◆ EXCERPTED DATA:
----
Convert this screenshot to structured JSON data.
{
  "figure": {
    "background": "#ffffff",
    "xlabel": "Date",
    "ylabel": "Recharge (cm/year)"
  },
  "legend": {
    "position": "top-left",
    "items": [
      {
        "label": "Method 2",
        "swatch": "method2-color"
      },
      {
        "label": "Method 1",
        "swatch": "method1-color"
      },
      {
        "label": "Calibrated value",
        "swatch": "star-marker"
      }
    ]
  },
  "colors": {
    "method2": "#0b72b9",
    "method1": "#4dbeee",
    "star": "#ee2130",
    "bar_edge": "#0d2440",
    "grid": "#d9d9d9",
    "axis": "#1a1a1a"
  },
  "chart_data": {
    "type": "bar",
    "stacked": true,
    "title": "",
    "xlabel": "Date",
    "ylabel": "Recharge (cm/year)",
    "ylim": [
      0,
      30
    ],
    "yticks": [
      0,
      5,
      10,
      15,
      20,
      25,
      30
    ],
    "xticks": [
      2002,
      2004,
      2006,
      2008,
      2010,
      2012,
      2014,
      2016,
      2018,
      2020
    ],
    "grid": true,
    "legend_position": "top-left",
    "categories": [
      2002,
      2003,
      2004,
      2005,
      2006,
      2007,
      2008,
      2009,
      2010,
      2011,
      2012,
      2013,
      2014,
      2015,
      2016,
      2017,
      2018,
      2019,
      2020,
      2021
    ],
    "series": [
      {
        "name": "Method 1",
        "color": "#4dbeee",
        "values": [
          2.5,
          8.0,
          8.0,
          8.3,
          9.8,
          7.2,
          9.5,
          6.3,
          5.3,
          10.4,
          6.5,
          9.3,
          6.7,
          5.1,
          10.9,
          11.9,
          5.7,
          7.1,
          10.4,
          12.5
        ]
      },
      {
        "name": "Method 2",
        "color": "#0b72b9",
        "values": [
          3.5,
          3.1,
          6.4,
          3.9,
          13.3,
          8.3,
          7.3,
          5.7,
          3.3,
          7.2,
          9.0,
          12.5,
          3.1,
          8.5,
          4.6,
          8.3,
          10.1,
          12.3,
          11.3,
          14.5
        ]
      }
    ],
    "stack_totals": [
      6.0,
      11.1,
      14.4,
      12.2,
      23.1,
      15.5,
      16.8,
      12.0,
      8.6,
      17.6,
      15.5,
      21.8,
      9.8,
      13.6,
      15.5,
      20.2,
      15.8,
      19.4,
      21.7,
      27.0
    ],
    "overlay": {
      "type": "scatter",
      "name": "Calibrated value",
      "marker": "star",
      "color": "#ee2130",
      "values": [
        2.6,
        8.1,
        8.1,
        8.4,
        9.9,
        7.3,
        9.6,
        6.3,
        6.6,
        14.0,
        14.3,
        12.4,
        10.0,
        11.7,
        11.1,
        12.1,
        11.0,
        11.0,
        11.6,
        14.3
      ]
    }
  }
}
----
◆ TO BE DONE:
Each line of the material above needs to be quoted exactly, please.

◆ FULL RESPONSE:
Convert this screenshot to structured JSON data.
{
  "figure": {
    "background": "#ffffff",
    "xlabel": "Date",
    "ylabel": "Recharge (cm/year)"
  },
  "legend": {
    "position": "top-left",
    "items": [
      {
        "label": "Method 2",
        "swatch": "method2-color"
      },
      {
        "label": "Method 1",
        "swatch": "method1-color"
      },
      {
        "label": "Calibrated value",
        "swatch": "star-marker"
      }
    ]
  },
  "colors": {
    "method2": "#0b72b9",
    "method1": "#4dbeee",
    "star": "#ee2130",
    "bar_edge": "#0d2440",
    "grid": "#d9d9d9",
    "axis": "#1a1a1a"
  },
  "chart_data": {
    "type": "bar",
    "stacked": true,
    "title": "",
    "xlabel": "Date",
    "ylabel": "Recharge (cm/year)",
    "ylim": [
      0,
      30
    ],
    "yticks": [
      0,
      5,
      10,
      15,
      20,
      25,
      30
    ],
    "xticks": [
      2002,
      2004,
      2006,
      2008,
      2010,
      2012,
      2014,
      2016,
      2018,
      2020
    ],
    "grid": true,
    "legend_position": "top-left",
    "categories": [
      2002,
      2003,
      2004,
      2005,
      2006,
      2007,
      2008,
      2009,
      2010,
      2011,
      2012,
      2013,
      2014,
      2015,
      2016,
      2017,
      2018,
      2019,
      2020,
      2021
    ],
    "series": [
      {
        "name": "Method 1",
        "color": "#4dbeee",
        "values": [
          2.5,
          8.0,
          8.0,
          8.3,
          9.8,
          7.2,
          9.5,
          6.3,
          5.3,
          10.4,
          6.5,
          9.3,
          6.7,
          5.1,
          10.9,
          11.9,
          5.7,
          7.1,
          10.4,
          12.5
        ]
      },
      {
        "name": "Method 2",
        "color": "#0b72b9",
        "values": [
          3.5,
          3.1,
          6.4,
          3.9,
          13.3,
          8.3,
          7.3,
          5.7,
          3.3,
          7.2,
          9.0,
          12.5,
          3.1,
          8.5,
          4.6,
          8.3,
          10.1,
          12.3,
          11.3,
          14.5
        ]
      }
    ],
    "stack_totals": [
      6.0,
      11.1,
      14.4,
      12.2,
      23.1,
      15.5,
      16.8,
      12.0,
      8.6,
      17.6,
      15.5,
      21.8,
      9.8,
      13.6,
      15.5,
      20.2,
      15.8,
      19.4,
      21.7,
      27.0
    ],
    "overlay": {
      "type": "scatter",
      "name": "Calibrated value",
      "marker": "star",
      "color": "#ee2130",
      "values": [
        2.6,
        8.1,
        8.1,
        8.4,
        9.9,
        7.3,
        9.6,
        6.3,
        6.6,
        14.0,
        14.3,
        12.4,
        10.0,
        11.7,
        11.1,
        12.1,
        11.0,
        11.0,
        11.6,
        14.3
      ]
    }
  }
}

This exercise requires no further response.